▸ **Prompt**
Where does the string "distribution" appear? Copy every line of the entries below that holds it.

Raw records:

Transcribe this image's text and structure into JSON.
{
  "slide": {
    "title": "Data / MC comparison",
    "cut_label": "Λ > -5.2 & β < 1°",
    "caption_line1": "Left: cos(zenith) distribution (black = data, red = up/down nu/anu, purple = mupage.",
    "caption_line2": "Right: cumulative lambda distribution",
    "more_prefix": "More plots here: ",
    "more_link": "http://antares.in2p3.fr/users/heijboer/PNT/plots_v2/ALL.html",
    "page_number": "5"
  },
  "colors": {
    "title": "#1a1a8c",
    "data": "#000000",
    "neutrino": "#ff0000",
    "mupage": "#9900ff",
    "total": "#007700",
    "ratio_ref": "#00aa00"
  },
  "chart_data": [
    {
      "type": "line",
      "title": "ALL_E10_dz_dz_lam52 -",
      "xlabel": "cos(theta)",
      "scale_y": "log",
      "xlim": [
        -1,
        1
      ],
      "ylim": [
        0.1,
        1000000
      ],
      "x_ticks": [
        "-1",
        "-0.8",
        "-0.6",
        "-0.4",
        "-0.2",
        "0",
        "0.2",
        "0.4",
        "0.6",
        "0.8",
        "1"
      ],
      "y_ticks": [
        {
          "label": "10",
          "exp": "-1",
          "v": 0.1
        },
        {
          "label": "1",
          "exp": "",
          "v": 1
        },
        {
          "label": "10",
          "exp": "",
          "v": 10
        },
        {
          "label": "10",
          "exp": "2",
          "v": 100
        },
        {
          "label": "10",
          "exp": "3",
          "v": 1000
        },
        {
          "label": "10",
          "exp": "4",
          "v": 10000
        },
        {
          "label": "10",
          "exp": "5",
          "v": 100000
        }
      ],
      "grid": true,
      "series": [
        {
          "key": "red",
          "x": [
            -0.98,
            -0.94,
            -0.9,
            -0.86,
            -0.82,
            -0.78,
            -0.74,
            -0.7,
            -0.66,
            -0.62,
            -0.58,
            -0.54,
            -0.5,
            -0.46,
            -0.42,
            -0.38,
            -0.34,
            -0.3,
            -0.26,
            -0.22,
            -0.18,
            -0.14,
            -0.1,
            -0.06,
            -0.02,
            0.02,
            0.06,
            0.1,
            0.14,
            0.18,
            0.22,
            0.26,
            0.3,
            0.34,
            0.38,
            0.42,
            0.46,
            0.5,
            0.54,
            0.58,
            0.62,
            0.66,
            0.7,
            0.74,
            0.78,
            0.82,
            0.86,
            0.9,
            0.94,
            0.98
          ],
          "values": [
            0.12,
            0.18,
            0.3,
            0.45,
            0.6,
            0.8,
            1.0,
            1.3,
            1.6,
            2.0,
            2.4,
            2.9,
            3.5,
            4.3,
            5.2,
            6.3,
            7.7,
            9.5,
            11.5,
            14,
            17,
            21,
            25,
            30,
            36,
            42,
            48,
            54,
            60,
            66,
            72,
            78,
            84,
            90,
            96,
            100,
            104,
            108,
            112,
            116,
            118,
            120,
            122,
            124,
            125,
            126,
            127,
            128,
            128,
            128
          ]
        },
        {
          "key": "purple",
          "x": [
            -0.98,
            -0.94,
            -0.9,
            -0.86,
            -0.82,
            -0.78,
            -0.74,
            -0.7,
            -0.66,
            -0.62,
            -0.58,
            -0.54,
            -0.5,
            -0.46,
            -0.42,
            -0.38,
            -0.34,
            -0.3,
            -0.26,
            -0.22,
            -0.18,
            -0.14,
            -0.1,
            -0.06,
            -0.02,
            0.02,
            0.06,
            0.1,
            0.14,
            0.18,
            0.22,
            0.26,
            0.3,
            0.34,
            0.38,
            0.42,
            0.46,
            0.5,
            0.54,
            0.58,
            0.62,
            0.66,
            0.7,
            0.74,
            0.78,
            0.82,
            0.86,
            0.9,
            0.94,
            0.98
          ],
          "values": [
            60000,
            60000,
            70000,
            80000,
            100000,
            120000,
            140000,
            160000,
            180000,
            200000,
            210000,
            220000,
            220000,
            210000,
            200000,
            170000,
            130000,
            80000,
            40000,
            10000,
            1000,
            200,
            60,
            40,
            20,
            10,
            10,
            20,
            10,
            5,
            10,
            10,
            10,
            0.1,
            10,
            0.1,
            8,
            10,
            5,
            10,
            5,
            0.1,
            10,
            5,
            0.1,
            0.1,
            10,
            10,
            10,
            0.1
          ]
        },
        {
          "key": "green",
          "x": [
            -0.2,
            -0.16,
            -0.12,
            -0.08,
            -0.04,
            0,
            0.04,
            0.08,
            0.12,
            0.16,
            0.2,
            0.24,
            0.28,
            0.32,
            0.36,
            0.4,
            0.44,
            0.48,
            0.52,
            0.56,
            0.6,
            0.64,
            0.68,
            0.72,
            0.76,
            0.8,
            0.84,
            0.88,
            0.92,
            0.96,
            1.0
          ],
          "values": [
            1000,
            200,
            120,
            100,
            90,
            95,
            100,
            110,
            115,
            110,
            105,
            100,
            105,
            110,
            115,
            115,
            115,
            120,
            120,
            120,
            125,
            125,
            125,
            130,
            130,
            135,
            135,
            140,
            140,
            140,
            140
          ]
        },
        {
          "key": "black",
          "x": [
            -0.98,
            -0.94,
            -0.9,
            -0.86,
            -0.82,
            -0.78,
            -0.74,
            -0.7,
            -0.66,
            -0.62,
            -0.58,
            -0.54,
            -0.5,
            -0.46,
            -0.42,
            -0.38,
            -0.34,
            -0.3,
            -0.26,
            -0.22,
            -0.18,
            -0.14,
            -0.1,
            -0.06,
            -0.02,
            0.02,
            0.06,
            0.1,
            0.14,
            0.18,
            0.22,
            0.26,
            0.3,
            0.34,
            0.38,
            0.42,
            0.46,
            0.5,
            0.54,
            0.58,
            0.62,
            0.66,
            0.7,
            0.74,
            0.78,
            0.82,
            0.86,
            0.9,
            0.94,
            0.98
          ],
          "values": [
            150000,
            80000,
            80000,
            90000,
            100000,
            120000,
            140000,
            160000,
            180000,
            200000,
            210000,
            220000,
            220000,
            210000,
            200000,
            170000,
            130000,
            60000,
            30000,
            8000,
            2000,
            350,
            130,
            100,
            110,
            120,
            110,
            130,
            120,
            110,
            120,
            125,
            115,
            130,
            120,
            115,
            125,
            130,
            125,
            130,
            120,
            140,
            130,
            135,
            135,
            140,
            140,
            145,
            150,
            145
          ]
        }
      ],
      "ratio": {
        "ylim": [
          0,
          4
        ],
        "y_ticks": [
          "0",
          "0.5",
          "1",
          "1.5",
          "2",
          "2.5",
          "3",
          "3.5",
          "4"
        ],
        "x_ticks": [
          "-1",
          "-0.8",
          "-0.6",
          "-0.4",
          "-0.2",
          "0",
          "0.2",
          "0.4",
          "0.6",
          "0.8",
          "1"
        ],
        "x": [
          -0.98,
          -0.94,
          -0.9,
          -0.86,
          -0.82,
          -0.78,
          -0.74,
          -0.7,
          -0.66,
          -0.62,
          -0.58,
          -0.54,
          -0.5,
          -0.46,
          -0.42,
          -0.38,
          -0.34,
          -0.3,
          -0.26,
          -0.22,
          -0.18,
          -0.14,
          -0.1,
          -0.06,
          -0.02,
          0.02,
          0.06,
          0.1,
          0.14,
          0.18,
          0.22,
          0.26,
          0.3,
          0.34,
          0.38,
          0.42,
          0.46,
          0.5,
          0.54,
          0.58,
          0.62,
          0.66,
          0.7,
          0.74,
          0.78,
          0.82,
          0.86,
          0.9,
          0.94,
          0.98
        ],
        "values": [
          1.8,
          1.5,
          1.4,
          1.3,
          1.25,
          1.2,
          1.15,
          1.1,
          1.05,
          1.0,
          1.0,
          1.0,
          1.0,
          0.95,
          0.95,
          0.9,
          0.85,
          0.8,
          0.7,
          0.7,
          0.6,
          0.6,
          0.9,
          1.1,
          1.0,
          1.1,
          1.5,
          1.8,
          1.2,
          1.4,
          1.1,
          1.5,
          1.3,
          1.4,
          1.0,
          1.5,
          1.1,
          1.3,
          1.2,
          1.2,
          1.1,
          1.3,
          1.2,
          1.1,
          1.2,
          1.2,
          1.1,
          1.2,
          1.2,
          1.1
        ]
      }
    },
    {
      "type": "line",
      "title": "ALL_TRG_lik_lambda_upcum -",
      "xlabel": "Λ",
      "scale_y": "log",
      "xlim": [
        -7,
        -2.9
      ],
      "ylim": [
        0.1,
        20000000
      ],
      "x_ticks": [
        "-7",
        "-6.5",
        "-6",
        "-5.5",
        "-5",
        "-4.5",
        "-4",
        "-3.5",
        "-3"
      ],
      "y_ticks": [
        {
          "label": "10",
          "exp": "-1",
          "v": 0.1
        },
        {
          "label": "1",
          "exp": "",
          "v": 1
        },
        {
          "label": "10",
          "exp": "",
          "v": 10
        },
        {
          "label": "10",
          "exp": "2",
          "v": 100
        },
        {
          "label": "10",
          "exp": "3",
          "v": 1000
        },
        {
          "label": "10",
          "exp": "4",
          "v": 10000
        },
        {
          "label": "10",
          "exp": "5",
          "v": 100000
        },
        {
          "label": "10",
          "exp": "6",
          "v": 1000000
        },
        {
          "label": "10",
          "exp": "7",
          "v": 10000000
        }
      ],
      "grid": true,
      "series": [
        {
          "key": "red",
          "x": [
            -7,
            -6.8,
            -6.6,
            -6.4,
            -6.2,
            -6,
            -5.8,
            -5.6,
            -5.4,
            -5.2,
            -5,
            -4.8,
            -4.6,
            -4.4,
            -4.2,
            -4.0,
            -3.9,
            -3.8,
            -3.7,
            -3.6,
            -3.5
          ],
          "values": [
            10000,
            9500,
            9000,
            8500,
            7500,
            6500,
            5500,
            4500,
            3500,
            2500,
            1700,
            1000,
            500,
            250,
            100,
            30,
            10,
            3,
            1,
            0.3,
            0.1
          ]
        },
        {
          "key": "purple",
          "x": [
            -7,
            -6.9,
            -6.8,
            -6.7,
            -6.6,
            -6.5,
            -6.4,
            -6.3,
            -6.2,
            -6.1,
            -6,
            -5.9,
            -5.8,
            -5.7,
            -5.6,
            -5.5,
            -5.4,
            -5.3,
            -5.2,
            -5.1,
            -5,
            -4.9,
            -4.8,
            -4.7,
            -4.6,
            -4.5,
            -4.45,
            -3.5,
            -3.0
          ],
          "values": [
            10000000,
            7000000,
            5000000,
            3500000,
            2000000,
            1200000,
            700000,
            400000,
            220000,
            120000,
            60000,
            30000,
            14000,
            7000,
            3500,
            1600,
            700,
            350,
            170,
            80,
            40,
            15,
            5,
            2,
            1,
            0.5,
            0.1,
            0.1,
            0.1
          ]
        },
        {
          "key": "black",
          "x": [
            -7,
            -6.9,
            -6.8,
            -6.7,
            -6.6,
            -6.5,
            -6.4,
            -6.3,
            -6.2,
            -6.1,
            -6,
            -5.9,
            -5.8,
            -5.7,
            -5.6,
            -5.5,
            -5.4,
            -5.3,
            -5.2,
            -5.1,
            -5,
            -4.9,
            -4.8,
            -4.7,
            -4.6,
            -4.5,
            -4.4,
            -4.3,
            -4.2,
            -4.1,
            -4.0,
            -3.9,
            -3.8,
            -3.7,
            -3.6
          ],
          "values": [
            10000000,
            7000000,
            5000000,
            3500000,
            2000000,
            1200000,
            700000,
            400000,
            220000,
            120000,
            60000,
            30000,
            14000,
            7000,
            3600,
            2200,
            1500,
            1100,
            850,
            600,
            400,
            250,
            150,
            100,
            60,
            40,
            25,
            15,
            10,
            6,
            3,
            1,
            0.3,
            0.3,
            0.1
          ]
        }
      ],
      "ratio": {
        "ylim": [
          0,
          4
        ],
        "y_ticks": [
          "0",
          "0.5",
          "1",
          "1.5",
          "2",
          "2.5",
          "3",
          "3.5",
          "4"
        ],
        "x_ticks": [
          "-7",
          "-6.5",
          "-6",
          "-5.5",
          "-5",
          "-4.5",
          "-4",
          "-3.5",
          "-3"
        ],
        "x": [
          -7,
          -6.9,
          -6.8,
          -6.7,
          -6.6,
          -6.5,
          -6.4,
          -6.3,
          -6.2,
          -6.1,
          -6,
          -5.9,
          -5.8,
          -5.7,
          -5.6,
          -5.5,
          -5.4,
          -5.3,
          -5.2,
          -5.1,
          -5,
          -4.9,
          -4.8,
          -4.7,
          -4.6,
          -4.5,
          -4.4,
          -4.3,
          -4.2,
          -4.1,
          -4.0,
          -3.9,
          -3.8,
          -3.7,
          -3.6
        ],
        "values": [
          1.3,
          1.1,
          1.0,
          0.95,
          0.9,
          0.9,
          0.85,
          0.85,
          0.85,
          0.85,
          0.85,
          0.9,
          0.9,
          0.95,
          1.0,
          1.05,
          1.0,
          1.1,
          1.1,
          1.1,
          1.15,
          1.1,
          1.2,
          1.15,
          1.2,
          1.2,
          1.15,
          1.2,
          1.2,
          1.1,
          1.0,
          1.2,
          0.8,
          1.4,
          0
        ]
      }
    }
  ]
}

▸ **Final result**
    "caption_line1": "Left: cos(zenith) distribution (black = data, red = up/down nu/anu, purple = mupage.",
    "caption_line2": "Right: cumulative lambda distribution",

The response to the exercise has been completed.